## Records shown
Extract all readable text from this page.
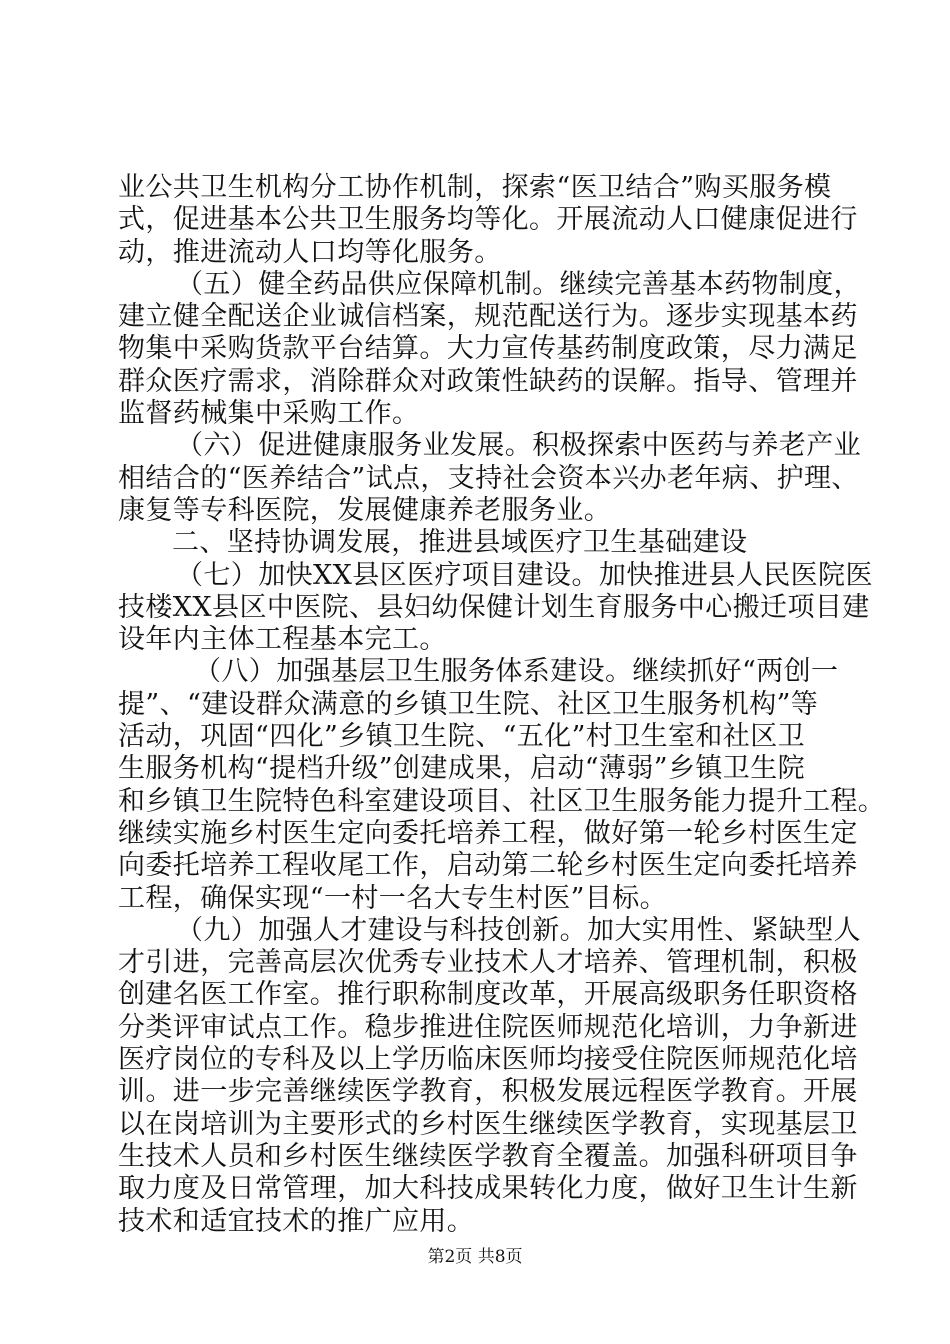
业公共卫生机构分工协作机制，探索“医卫结合”购买服务模
式，促进基本公共卫生服务均等化。开展流动人口健康促进行
动，推进流动人口均等化服务。
（五）健全药品供应保障机制。继续完善基本药物制度，
建立健全配送企业诚信档案，规范配送行为。逐步实现基本药
物集中采购货款平台结算。大力宣传基药制度政策，尽力满足
群众医疗需求，消除群众对政策性缺药的误解。指导、管理并
监督药械集中采购工作。
（六）促进健康服务业发展。积极探索中医药与养老产业
相结合的“医养结合”试点，支持社会资本兴办老年病、护理、
康复等专科医院，发展健康养老服务业。
二、坚持协调发展，推进县域医疗卫生基础建设
（七）加快XX县区医疗项目建设。加快推进县人民医院医
技楼XX县区中医院、县妇幼保健计划生育服务中心搬迁项目建
设年内主体工程基本完工。
（八）加强基层卫生服务体系建设。继续抓好“两创一
提”、“建设群众满意的乡镇卫生院、社区卫生服务机构”等
活动，巩固“四化”乡镇卫生院、“五化”村卫生室和社区卫
生服务机构“提档升级”创建成果，启动“薄弱”乡镇卫生院
和乡镇卫生院特色科室建设项目、社区卫生服务能力提升工程。
继续实施乡村医生定向委托培养工程，做好第一轮乡村医生定
向委托培养工程收尾工作，启动第二轮乡村医生定向委托培养
工程，确保实现“一村一名大专生村医”目标。
（九）加强人才建设与科技创新。加大实用性、紧缺型人
才引进，完善高层次优秀专业技术人才培养、管理机制，积极
创建名医工作室。推行职称制度改革，开展高级职务任职资格
分类评审试点工作。稳步推进住院医师规范化培训，力争新进
医疗岗位的专科及以上学历临床医师均接受住院医师规范化培
训。进一步完善继续医学教育，积极发展远程医学教育。开展
以在岗培训为主要形式的乡村医生继续医学教育，实现基层卫
生技术人员和乡村医生继续医学教育全覆盖。加强科研项目争
取力度及日常管理，加大科技成果转化力度，做好卫生计生新
技术和适宜技术的推广应用。
第2页 共8页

## Requirements
Leave out the pictures and copy everything else in the records word for word.

## Task answer
Extract all readable text from this page.
业公共卫生机构分工协作机制，探索“医卫结合”购买服务模
式，促进基本公共卫生服务均等化。开展流动人口健康促进行
动，推进流动人口均等化服务。
（五）健全药品供应保障机制。继续完善基本药物制度，
建立健全配送企业诚信档案，规范配送行为。逐步实现基本药
物集中采购货款平台结算。大力宣传基药制度政策，尽力满足
群众医疗需求，消除群众对政策性缺药的误解。指导、管理并
监督药械集中采购工作。
（六）促进健康服务业发展。积极探索中医药与养老产业
相结合的“医养结合”试点，支持社会资本兴办老年病、护理、
康复等专科医院，发展健康养老服务业。
二、坚持协调发展，推进县域医疗卫生基础建设
（七）加快XX县区医疗项目建设。加快推进县人民医院医
技楼XX县区中医院、县妇幼保健计划生育服务中心搬迁项目建
设年内主体工程基本完工。
（八）加强基层卫生服务体系建设。继续抓好“两创一
提”、“建设群众满意的乡镇卫生院、社区卫生服务机构”等
活动，巩固“四化”乡镇卫生院、“五化”村卫生室和社区卫
生服务机构“提档升级”创建成果，启动“薄弱”乡镇卫生院
和乡镇卫生院特色科室建设项目、社区卫生服务能力提升工程。
继续实施乡村医生定向委托培养工程，做好第一轮乡村医生定
向委托培养工程收尾工作，启动第二轮乡村医生定向委托培养
工程，确保实现“一村一名大专生村医”目标。
（九）加强人才建设与科技创新。加大实用性、紧缺型人
才引进，完善高层次优秀专业技术人才培养、管理机制，积极
创建名医工作室。推行职称制度改革，开展高级职务任职资格
分类评审试点工作。稳步推进住院医师规范化培训，力争新进
医疗岗位的专科及以上学历临床医师均接受住院医师规范化培
训。进一步完善继续医学教育，积极发展远程医学教育。开展
以在岗培训为主要形式的乡村医生继续医学教育，实现基层卫
生技术人员和乡村医生继续医学教育全覆盖。加强科研项目争
取力度及日常管理，加大科技成果转化力度，做好卫生计生新
技术和适宜技术的推广应用。
第2页 共8页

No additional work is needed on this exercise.